Instructions for the task
Return the lines below that carry the word "Parteixen".

Entries supplied
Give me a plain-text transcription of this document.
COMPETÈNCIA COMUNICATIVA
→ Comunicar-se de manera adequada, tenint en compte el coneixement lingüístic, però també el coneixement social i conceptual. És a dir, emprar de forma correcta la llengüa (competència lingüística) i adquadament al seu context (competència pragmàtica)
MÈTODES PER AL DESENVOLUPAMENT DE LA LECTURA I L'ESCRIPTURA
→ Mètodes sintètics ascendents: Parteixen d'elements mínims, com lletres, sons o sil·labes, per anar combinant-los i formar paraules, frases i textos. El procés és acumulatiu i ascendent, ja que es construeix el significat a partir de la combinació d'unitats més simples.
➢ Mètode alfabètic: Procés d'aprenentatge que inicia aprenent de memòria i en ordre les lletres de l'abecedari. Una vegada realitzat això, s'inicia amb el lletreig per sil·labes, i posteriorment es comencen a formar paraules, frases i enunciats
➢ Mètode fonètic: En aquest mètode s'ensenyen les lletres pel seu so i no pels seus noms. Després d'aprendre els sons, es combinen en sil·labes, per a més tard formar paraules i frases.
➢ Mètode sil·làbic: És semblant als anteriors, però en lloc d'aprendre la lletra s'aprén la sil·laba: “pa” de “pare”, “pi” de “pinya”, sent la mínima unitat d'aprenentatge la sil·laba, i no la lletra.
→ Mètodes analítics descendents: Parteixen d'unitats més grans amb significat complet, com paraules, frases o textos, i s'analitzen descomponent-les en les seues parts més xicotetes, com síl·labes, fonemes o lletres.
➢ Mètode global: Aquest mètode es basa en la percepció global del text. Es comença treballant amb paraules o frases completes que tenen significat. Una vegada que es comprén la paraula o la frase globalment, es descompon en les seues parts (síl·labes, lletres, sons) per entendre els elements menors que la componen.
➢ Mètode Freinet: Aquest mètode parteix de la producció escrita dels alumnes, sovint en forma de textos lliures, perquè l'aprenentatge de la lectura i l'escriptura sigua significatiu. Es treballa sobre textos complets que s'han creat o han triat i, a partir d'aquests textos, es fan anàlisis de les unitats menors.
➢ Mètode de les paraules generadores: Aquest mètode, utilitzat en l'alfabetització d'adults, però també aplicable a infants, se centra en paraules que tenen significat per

The output
→ Mètodes sintètics ascendents: Parteixen d'elements mínims, com lletres, sons o sil·labes, per anar combinant-los i formar paraules, frases i textos. El procés és acumulatiu i ascendent, ja que es construeix el significat a partir de la combinació d'unitats més simples.
→ Mètodes analítics descendents: Parteixen d'unitats més grans amb significat complet, com paraules, frases o textos, i s'analitzen descomponent-les en les seues parts més xicotetes, com síl·labes, fonemes o lletres.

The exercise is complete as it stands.